• **What the task requires**: Please set down all the lines beneath this one exactly, without the pictures.

• **Part of a data file**:
○ ○ ○ ○ ○
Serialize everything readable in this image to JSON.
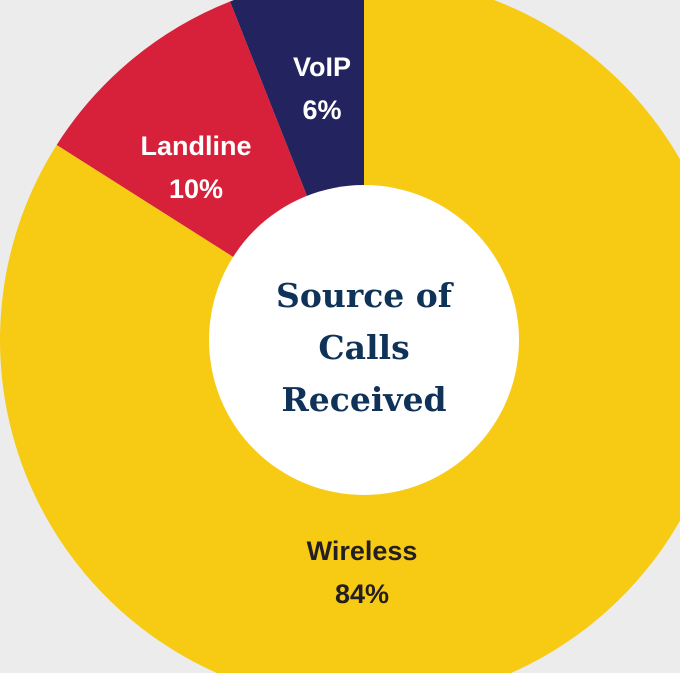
{
  "chart_data": {
    "type": "pie",
    "style": "donut",
    "center_title": [
      "Source of",
      "Calls",
      "Received"
    ],
    "slices": [
      {
        "label": "VoIP",
        "value": 6,
        "value_label": "6%",
        "color": "#232360",
        "text_color": "#ffffff"
      },
      {
        "label": "Landline",
        "value": 10,
        "value_label": "10%",
        "color": "#d7203a",
        "text_color": "#ffffff"
      },
      {
        "label": "Wireless",
        "value": 84,
        "value_label": "84%",
        "color": "#f7ca14",
        "text_color": "#231f20"
      }
    ],
    "center_color": "#ffffff",
    "title_color": "#0f3358",
    "background": "#ececec"
  }
}
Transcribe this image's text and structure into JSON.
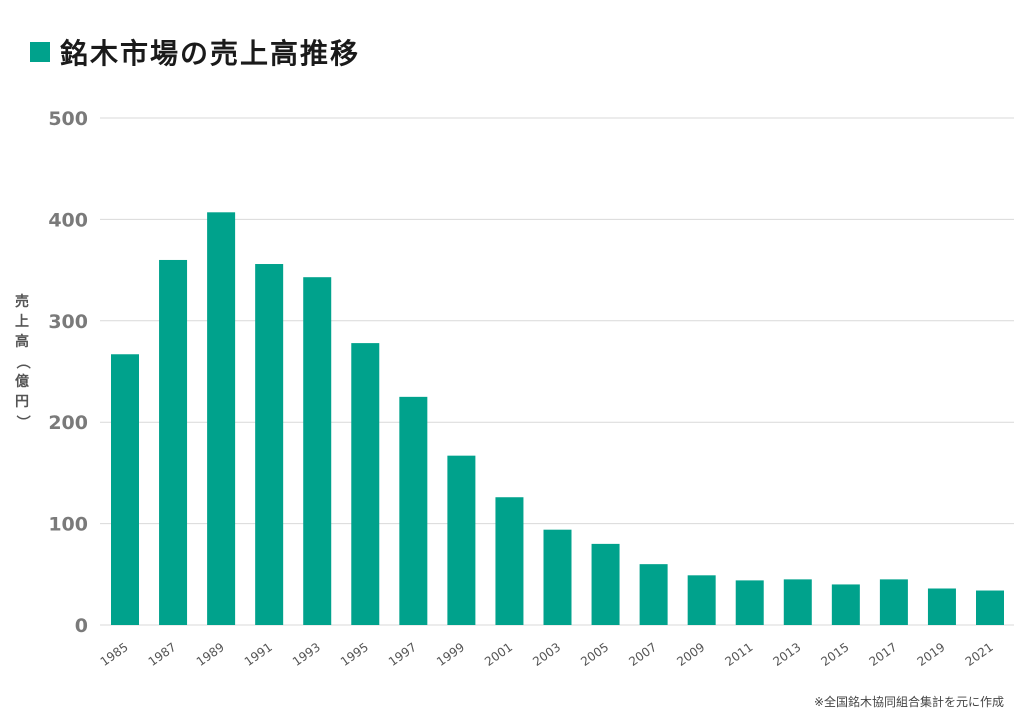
{
  "title": "銘木市場の売上高推移",
  "source": "※全国銘木協同組合集計を元に作成",
  "colors": {
    "bar": "#00a28c",
    "grid": "#d9d9d9",
    "axis_text": "#7a7a7a",
    "ylabel_text": "#555555"
  },
  "chart_data": {
    "type": "bar",
    "title": "銘木市場の売上高推移",
    "xlabel": "",
    "ylabel": "売上高（億円）",
    "ylim": [
      0,
      500
    ],
    "yticks": [
      0,
      100,
      200,
      300,
      400,
      500
    ],
    "grid": true,
    "categories": [
      "1985",
      "1987",
      "1989",
      "1991",
      "1993",
      "1995",
      "1997",
      "1999",
      "2001",
      "2003",
      "2005",
      "2007",
      "2009",
      "2011",
      "2013",
      "2015",
      "2017",
      "2019",
      "2021"
    ],
    "values": [
      267,
      360,
      407,
      356,
      343,
      278,
      225,
      167,
      126,
      94,
      80,
      60,
      49,
      44,
      45,
      40,
      45,
      36,
      34
    ]
  }
}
○ ○ ○ ○ ○
• **Solved problem**:
Serialize everything readable in this image to JSON.
{
  "chart_data": {
    "type": "pie",
    "style": "donut",
    "center_title": [
      "Source of",
      "Calls",
      "Received"
    ],
    "slices": [
      {
        "label": "VoIP",
        "value": 6,
        "value_label": "6%",
        "color": "#232360",
        "text_color": "#ffffff"
      },
      {
        "label": "Landline",
        "value": 10,
        "value_label": "10%",
        "color": "#d7203a",
        "text_color": "#ffffff"
      },
      {
        "label": "Wireless",
        "value": 84,
        "value_label": "84%",
        "color": "#f7ca14",
        "text_color": "#231f20"
      }
    ],
    "center_color": "#ffffff",
    "title_color": "#0f3358",
    "background": "#ececec"
  }
}
Transcribe this image's text and structure into JSON.
{
  "title": "銘木市場の売上高推移",
  "source": "※全国銘木協同組合集計を元に作成",
  "colors": {
    "bar": "#00a28c",
    "grid": "#d9d9d9",
    "axis_text": "#7a7a7a",
    "ylabel_text": "#555555"
  },
  "chart_data": {
    "type": "bar",
    "title": "銘木市場の売上高推移",
    "xlabel": "",
    "ylabel": "売上高（億円）",
    "ylim": [
      0,
      500
    ],
    "yticks": [
      0,
      100,
      200,
      300,
      400,
      500
    ],
    "grid": true,
    "categories": [
      "1985",
      "1987",
      "1989",
      "1991",
      "1993",
      "1995",
      "1997",
      "1999",
      "2001",
      "2003",
      "2005",
      "2007",
      "2009",
      "2011",
      "2013",
      "2015",
      "2017",
      "2019",
      "2021"
    ],
    "values": [
      267,
      360,
      407,
      356,
      343,
      278,
      225,
      167,
      126,
      94,
      80,
      60,
      49,
      44,
      45,
      40,
      45,
      36,
      34
    ]
  }
}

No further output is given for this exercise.